## [JOB]
Your task is to extract every line from the material below exactly.
|---|
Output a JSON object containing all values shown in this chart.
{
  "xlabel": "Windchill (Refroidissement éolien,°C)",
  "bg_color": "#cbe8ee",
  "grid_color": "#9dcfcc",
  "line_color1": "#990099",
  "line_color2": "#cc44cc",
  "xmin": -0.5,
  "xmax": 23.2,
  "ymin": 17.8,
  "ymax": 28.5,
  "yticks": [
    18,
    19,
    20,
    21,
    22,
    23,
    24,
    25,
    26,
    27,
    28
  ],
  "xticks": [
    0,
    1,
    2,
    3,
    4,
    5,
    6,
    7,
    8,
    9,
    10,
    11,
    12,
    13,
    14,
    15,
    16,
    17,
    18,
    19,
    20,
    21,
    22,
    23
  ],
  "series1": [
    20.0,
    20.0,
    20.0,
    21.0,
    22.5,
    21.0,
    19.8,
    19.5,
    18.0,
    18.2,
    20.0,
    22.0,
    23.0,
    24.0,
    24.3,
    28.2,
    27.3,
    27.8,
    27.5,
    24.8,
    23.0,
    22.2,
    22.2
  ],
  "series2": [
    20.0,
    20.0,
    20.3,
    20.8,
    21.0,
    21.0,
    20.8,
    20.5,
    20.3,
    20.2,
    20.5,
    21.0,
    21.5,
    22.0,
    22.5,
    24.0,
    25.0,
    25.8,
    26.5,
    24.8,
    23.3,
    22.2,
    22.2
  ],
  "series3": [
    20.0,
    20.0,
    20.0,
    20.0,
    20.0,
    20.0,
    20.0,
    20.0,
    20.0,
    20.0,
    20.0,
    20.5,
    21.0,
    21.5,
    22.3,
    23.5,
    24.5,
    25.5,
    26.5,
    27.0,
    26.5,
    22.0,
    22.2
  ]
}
|---|
## [EXPECTED OUTPUT]
Output a JSON object containing all values shown in this chart.
{
  "xlabel": "Windchill (Refroidissement éolien,°C)",
  "bg_color": "#cbe8ee",
  "grid_color": "#9dcfcc",
  "line_color1": "#990099",
  "line_color2": "#cc44cc",
  "xmin": -0.5,
  "xmax": 23.2,
  "ymin": 17.8,
  "ymax": 28.5,
  "yticks": [
    18,
    19,
    20,
    21,
    22,
    23,
    24,
    25,
    26,
    27,
    28
  ],
  "xticks": [
    0,
    1,
    2,
    3,
    4,
    5,
    6,
    7,
    8,
    9,
    10,
    11,
    12,
    13,
    14,
    15,
    16,
    17,
    18,
    19,
    20,
    21,
    22,
    23
  ],
  "series1": [
    20.0,
    20.0,
    20.0,
    21.0,
    22.5,
    21.0,
    19.8,
    19.5,
    18.0,
    18.2,
    20.0,
    22.0,
    23.0,
    24.0,
    24.3,
    28.2,
    27.3,
    27.8,
    27.5,
    24.8,
    23.0,
    22.2,
    22.2
  ],
  "series2": [
    20.0,
    20.0,
    20.3,
    20.8,
    21.0,
    21.0,
    20.8,
    20.5,
    20.3,
    20.2,
    20.5,
    21.0,
    21.5,
    22.0,
    22.5,
    24.0,
    25.0,
    25.8,
    26.5,
    24.8,
    23.3,
    22.2,
    22.2
  ],
  "series3": [
    20.0,
    20.0,
    20.0,
    20.0,
    20.0,
    20.0,
    20.0,
    20.0,
    20.0,
    20.0,
    20.0,
    20.5,
    21.0,
    21.5,
    22.3,
    23.5,
    24.5,
    25.5,
    26.5,
    27.0,
    26.5,
    22.0,
    22.2
  ]
}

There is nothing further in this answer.